**WORK TO BE COMPLETED**
Reproduce each line of the material exactly, minus any picture.

**TASK INPUT**
____

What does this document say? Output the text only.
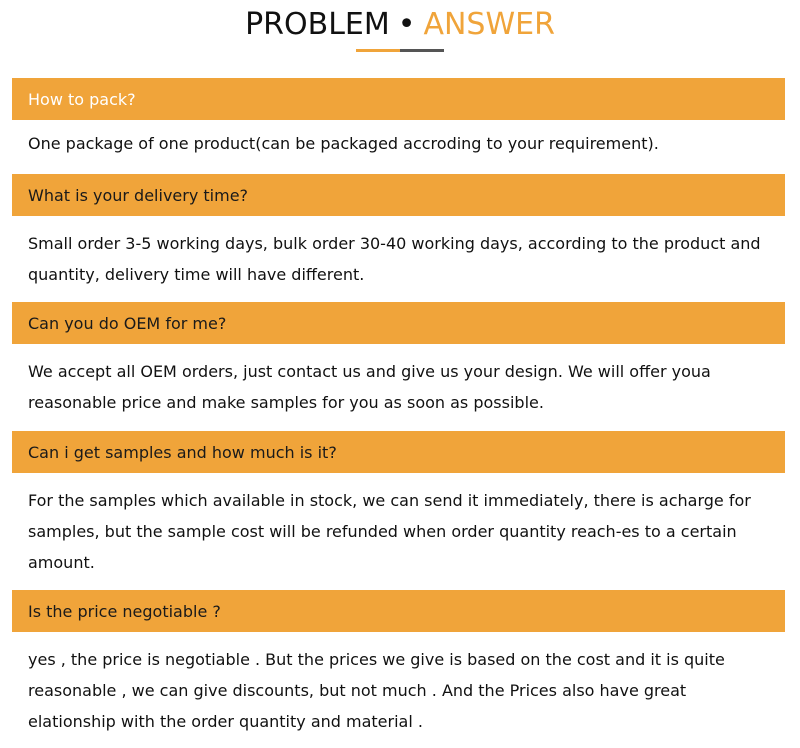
PROBLEM • ANSWER
How to pack?
One package of one product(can be packaged accroding to your requirement).
What is your delivery time?
Small order 3-5 working days, bulk order 30-40 working days, according to the product and quantity, delivery time will have different.
Can you do OEM for me?
We accept all OEM orders, just contact us and give us your design. We will offer youa reasonable price and make samples for you as soon as possible.
Can i get samples and how much is it?
For the samples which available in stock, we can send it immediately, there is acharge for samples, but the sample cost will be refunded when order quantity reach-es to a certain amount.
Is the price negotiable ?
yes , the price is negotiable . But the prices we give is based on the cost and it is quite reasonable , we can give discounts, but not much . And the Prices also have great elationship with the order quantity and material .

____

**SOLUTION**
What does this document say? Output the text only.
PROBLEM • ANSWER
How to pack?
One package of one product(can be packaged accroding to your requirement).
What is your delivery time?
Small order 3-5 working days, bulk order 30-40 working days, according to the product and quantity, delivery time will have different.
Can you do OEM for me?
We accept all OEM orders, just contact us and give us your design. We will offer youa reasonable price and make samples for you as soon as possible.
Can i get samples and how much is it?
For the samples which available in stock, we can send it immediately, there is acharge for samples, but the sample cost will be refunded when order quantity reach-es to a certain amount.
Is the price negotiable ?
yes , the price is negotiable . But the prices we give is based on the cost and it is quite reasonable , we can give discounts, but not much . And the Prices also have great elationship with the order quantity and material .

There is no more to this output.